DIRECTIVE :: Reproduce the data verbatim, everything from its first line down to the line containing "staticText: 239 (1333, 555, 1368, 579)".

ENTRIES PROVIDED ::
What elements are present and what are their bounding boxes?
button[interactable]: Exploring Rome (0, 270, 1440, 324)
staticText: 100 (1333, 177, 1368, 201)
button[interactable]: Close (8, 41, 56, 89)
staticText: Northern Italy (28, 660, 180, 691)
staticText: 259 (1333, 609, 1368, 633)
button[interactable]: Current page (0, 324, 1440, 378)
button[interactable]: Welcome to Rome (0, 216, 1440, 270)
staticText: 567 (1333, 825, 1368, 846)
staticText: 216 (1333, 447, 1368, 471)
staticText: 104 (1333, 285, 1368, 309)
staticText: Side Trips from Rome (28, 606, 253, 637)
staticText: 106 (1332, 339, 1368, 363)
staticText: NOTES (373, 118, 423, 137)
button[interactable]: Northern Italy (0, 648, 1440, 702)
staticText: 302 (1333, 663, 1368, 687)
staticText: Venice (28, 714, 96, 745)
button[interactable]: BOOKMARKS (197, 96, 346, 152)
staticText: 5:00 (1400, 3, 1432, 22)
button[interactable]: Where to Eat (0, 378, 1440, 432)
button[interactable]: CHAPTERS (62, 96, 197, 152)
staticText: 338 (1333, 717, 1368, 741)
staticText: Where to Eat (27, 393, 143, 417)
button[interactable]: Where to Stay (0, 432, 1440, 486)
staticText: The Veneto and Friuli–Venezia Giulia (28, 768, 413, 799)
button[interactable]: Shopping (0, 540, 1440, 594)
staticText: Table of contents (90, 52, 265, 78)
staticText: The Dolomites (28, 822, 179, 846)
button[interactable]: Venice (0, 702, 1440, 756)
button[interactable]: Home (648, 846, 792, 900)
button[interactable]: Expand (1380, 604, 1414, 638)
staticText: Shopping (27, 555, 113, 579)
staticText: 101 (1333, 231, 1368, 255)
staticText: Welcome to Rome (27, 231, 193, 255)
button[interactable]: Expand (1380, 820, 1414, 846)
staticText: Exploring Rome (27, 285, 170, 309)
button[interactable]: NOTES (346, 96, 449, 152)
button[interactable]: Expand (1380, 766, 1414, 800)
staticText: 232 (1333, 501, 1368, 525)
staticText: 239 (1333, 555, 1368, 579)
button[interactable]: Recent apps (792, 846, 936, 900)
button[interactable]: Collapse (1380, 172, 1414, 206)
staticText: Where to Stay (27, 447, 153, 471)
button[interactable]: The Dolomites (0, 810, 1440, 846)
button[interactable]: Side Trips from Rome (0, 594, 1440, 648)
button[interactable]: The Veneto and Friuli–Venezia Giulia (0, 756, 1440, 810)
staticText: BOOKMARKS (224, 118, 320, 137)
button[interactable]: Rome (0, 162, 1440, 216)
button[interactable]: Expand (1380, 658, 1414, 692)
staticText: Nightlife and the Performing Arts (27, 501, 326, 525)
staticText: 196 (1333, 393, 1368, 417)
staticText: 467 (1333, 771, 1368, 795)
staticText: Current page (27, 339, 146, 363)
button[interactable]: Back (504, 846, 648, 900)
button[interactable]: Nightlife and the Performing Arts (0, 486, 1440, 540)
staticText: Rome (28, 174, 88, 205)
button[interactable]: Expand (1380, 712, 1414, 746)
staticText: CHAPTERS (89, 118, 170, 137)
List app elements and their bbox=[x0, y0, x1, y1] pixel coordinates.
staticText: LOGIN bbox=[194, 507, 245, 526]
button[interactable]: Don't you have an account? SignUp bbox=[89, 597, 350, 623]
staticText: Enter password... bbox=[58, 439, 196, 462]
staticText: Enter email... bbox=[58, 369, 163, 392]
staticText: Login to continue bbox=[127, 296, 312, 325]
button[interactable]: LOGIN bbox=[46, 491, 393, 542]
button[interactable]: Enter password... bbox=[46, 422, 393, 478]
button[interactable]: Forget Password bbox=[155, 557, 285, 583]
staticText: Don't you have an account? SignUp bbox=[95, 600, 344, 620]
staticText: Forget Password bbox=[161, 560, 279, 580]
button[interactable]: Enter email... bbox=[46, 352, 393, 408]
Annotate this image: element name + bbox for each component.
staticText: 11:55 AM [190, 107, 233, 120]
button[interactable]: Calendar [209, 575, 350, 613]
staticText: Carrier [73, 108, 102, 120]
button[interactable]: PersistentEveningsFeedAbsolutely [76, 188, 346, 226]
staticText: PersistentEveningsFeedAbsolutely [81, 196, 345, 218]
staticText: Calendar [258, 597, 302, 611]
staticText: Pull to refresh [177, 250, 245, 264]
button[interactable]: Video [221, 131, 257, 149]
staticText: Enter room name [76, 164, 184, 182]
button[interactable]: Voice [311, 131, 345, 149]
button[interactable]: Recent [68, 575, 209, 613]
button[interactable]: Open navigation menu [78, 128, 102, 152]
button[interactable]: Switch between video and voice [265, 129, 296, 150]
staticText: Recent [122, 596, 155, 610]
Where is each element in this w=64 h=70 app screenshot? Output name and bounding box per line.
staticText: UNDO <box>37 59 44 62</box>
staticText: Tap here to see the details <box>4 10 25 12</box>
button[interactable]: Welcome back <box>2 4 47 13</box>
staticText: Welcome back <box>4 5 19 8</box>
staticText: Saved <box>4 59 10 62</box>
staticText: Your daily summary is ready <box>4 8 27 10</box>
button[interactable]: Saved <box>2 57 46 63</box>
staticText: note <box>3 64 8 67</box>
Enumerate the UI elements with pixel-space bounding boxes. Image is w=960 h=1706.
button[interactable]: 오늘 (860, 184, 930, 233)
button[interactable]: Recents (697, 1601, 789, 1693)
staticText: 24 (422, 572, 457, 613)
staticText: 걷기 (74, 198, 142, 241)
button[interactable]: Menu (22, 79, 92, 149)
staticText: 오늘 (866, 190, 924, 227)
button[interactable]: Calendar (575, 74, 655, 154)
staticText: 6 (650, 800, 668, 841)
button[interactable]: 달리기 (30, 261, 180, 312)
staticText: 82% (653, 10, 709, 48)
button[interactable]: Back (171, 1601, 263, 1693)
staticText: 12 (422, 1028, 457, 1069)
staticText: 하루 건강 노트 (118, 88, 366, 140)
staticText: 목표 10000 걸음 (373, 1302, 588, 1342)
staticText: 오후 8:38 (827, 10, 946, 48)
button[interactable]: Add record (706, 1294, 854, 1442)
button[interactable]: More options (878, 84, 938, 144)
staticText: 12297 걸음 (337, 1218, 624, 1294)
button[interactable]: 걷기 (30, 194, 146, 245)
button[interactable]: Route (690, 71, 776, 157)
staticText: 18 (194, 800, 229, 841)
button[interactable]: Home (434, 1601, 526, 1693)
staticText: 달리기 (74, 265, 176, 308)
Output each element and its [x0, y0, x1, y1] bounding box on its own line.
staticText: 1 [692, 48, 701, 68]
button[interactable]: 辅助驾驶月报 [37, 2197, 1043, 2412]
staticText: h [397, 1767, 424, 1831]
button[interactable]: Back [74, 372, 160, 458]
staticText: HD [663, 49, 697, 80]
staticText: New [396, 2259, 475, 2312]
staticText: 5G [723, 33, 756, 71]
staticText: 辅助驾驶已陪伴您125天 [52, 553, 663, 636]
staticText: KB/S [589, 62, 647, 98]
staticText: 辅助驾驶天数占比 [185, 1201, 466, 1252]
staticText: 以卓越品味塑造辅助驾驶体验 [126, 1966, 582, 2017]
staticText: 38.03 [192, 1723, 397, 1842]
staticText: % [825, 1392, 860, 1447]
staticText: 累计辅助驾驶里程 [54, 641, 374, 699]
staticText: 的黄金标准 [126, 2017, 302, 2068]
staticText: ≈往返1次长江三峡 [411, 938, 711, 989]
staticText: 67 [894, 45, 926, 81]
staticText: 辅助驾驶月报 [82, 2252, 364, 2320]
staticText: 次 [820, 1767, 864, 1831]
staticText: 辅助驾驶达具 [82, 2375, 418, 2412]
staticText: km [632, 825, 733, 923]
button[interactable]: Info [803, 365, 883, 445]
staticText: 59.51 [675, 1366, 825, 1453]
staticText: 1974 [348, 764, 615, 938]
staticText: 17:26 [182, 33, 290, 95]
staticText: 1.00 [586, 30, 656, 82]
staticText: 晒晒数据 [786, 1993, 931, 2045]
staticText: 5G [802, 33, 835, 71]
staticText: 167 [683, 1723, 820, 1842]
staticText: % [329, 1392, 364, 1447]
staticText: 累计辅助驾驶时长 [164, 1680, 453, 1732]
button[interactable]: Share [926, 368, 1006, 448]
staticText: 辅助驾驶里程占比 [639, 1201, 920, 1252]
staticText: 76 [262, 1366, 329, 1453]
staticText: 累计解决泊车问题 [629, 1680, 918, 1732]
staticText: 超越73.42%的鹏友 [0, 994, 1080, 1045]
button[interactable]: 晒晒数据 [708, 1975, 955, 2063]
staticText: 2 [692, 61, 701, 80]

RESULT FOR THIS TASK ::
What elements are present and what are their bounding boxes?
button[interactable]: Exploring Rome (0, 270, 1440, 324)
staticText: 100 (1333, 177, 1368, 201)
button[interactable]: Close (8, 41, 56, 89)
staticText: Northern Italy (28, 660, 180, 691)
staticText: 259 (1333, 609, 1368, 633)
button[interactable]: Current page (0, 324, 1440, 378)
button[interactable]: Welcome to Rome (0, 216, 1440, 270)
staticText: 567 (1333, 825, 1368, 846)
staticText: 216 (1333, 447, 1368, 471)
staticText: 104 (1333, 285, 1368, 309)
staticText: Side Trips from Rome (28, 606, 253, 637)
staticText: 106 (1332, 339, 1368, 363)
staticText: NOTES (373, 118, 423, 137)
button[interactable]: Northern Italy (0, 648, 1440, 702)
staticText: 302 (1333, 663, 1368, 687)
staticText: Venice (28, 714, 96, 745)
button[interactable]: BOOKMARKS (197, 96, 346, 152)
staticText: 5:00 (1400, 3, 1432, 22)
button[interactable]: Where to Eat (0, 378, 1440, 432)
button[interactable]: CHAPTERS (62, 96, 197, 152)
staticText: 338 (1333, 717, 1368, 741)
staticText: Where to Eat (27, 393, 143, 417)
button[interactable]: Where to Stay (0, 432, 1440, 486)
staticText: The Veneto and Friuli–Venezia Giulia (28, 768, 413, 799)
button[interactable]: Shopping (0, 540, 1440, 594)
staticText: Table of contents (90, 52, 265, 78)
staticText: The Dolomites (28, 822, 179, 846)
button[interactable]: Venice (0, 702, 1440, 756)
button[interactable]: Home (648, 846, 792, 900)
button[interactable]: Expand (1380, 604, 1414, 638)
staticText: Shopping (27, 555, 113, 579)
staticText: 101 (1333, 231, 1368, 255)
staticText: Welcome to Rome (27, 231, 193, 255)
button[interactable]: Expand (1380, 820, 1414, 846)
staticText: Exploring Rome (27, 285, 170, 309)
button[interactable]: NOTES (346, 96, 449, 152)
button[interactable]: Expand (1380, 766, 1414, 800)
staticText: 232 (1333, 501, 1368, 525)
staticText: 239 (1333, 555, 1368, 579)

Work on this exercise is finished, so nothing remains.